_Task brief_: Look for "data" in the listing below. Gather each line that contains it.

_Records for this task_:
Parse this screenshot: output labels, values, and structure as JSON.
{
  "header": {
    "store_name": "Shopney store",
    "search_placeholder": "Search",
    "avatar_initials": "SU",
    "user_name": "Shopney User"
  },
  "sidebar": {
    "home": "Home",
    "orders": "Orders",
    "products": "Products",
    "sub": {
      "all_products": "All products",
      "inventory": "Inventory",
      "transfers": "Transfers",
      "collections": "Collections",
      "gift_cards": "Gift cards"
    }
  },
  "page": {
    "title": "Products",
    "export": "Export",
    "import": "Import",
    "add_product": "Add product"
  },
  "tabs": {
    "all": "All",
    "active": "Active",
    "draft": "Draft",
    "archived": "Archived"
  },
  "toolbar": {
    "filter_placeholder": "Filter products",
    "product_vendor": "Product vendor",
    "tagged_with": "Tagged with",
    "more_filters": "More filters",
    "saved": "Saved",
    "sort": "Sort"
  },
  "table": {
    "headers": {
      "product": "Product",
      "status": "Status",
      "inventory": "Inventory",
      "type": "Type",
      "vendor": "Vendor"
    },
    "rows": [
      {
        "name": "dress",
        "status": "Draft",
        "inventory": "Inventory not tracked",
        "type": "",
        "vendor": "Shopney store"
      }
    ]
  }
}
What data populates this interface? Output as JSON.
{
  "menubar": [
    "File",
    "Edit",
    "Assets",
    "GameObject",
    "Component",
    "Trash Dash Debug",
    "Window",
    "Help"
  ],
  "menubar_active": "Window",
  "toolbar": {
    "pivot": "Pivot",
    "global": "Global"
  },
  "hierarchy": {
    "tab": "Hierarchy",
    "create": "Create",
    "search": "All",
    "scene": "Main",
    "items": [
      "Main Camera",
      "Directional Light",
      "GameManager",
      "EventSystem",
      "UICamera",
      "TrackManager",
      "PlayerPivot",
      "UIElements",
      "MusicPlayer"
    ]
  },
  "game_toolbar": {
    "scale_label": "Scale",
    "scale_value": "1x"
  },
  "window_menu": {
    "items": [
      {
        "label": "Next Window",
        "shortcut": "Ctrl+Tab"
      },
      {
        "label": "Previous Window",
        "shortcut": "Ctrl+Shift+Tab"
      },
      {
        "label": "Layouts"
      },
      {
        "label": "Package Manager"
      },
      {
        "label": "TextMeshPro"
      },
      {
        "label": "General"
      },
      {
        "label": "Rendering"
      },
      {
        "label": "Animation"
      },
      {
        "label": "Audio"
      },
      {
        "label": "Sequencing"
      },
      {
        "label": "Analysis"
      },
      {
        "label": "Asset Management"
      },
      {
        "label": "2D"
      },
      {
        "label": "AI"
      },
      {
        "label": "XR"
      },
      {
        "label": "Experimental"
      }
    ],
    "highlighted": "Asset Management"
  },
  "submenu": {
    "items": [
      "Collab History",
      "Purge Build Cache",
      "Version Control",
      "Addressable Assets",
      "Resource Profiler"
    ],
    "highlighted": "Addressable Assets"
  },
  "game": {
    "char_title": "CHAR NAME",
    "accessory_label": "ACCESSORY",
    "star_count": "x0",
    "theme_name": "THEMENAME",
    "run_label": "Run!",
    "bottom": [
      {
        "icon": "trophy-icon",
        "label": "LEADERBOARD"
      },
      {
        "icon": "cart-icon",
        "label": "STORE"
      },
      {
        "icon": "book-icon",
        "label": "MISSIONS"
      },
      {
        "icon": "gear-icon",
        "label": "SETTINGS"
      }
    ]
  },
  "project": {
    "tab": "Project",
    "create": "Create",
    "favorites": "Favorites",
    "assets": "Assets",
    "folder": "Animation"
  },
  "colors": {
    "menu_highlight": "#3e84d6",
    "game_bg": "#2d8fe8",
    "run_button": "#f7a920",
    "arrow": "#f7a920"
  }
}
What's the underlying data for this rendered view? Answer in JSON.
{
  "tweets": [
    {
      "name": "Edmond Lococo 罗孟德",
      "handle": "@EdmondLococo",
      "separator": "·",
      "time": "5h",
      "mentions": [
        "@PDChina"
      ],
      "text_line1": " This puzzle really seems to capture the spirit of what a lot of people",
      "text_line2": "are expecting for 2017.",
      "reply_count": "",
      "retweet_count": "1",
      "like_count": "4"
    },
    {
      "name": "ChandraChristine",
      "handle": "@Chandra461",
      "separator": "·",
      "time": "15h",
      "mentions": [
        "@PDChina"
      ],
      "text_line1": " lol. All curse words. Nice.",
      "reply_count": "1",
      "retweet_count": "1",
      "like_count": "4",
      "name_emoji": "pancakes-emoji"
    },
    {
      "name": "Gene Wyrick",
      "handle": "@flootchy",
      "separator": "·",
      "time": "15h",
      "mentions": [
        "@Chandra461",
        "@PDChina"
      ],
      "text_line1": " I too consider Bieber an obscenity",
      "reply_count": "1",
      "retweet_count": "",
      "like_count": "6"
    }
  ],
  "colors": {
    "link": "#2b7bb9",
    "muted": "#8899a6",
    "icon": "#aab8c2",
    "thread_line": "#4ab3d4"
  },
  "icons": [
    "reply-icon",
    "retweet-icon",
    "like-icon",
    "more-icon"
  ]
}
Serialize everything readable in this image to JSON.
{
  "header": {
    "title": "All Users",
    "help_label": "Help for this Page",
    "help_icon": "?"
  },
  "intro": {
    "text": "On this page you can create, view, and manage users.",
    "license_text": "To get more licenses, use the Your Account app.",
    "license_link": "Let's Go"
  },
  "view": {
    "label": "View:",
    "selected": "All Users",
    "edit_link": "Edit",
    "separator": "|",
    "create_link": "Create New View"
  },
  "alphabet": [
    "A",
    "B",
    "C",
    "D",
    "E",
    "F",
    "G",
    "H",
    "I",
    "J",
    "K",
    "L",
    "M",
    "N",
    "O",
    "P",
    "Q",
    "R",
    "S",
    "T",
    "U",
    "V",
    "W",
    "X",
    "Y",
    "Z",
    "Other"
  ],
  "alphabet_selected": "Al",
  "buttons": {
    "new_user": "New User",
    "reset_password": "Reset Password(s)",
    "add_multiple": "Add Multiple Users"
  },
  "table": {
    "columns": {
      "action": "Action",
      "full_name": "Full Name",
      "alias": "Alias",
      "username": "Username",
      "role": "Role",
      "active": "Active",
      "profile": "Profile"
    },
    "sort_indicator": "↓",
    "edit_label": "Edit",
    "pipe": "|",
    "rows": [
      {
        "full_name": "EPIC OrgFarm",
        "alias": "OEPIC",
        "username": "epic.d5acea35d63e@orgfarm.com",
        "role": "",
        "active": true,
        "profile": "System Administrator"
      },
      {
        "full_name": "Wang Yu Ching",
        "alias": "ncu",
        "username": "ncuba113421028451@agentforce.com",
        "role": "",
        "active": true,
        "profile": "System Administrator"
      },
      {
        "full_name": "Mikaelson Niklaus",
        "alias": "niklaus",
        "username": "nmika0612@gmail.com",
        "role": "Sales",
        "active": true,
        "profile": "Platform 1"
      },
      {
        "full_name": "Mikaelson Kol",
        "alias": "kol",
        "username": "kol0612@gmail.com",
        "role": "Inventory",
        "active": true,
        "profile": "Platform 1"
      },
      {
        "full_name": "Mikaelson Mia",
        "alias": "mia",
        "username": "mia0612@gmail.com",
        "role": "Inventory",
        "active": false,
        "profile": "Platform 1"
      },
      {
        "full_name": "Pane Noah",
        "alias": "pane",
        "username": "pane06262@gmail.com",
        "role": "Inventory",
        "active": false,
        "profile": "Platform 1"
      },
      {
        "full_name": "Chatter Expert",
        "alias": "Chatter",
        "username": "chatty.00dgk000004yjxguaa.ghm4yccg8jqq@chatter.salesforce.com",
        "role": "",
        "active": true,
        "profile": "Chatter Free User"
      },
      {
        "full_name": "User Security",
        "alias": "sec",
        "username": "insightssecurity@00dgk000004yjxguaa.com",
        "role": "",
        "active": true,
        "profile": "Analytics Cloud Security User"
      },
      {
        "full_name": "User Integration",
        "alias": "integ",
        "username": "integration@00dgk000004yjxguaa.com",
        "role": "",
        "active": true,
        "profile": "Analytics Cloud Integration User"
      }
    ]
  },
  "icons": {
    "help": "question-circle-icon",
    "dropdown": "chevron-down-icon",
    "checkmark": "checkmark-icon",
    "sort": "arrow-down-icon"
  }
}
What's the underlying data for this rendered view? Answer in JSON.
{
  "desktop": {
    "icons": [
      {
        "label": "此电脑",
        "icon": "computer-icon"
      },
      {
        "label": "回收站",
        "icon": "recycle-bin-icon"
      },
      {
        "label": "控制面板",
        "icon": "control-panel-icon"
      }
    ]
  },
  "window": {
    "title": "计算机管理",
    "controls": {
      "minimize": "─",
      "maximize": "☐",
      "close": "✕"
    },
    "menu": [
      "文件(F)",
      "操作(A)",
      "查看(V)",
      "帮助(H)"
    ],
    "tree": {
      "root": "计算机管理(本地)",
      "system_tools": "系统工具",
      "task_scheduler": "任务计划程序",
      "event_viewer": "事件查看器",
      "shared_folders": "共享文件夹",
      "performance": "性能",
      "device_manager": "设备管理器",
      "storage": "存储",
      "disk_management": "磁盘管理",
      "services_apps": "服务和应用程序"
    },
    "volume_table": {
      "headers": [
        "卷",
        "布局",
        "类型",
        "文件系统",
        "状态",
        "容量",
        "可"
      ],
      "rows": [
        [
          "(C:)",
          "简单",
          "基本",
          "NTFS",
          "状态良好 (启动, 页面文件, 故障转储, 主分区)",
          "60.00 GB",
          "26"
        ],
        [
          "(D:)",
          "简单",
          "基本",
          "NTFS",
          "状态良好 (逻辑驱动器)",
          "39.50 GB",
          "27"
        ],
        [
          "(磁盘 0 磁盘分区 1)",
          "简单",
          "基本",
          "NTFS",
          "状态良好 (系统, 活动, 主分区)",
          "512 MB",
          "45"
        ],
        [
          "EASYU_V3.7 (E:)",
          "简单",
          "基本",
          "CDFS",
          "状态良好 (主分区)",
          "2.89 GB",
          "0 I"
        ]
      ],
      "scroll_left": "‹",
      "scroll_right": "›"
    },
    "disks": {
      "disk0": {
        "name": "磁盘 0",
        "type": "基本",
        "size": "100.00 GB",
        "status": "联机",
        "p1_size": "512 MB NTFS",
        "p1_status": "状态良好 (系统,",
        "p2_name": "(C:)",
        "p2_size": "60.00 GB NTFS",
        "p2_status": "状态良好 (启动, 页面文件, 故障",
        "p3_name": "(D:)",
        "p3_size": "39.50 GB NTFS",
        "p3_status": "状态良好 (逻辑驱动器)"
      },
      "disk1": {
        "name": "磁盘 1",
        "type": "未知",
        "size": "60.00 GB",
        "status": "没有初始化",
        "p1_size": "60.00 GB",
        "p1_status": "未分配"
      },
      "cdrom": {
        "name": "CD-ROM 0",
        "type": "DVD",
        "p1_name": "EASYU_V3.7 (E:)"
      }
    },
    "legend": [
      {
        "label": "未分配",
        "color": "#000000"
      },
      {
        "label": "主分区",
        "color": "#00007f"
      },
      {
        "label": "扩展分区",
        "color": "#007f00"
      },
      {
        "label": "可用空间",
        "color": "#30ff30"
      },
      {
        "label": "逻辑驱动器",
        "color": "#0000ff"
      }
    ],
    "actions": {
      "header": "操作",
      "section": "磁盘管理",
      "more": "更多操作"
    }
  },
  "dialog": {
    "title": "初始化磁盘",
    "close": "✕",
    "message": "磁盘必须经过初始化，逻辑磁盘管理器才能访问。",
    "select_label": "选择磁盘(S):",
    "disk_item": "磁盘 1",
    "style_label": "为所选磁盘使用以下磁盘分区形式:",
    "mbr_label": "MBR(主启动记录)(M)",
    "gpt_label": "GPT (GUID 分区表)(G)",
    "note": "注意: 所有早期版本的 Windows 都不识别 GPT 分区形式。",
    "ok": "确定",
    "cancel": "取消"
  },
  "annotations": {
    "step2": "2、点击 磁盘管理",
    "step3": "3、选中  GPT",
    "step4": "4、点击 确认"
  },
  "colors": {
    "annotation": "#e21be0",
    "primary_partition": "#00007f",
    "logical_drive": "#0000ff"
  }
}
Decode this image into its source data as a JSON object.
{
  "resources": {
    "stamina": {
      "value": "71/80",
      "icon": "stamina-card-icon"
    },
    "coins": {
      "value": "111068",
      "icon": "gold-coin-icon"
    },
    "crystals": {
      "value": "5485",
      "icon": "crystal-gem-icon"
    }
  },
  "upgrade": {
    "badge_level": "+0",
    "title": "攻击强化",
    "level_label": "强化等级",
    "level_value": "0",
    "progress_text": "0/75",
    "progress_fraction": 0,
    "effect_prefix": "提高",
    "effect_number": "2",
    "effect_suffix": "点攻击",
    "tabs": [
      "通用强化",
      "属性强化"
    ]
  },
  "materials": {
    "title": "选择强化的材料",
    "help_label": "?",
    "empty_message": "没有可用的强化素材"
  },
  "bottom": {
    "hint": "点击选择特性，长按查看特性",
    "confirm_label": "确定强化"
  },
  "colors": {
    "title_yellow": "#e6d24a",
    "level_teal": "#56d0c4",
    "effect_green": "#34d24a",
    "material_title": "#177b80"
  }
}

_Exercise output_:
What data populates this interface? Output as JSON.
What's the underlying data for this rendered view? Answer in JSON.
What's the underlying data for this rendered view? Answer in JSON.
Decode this image into its source data as a JSON object.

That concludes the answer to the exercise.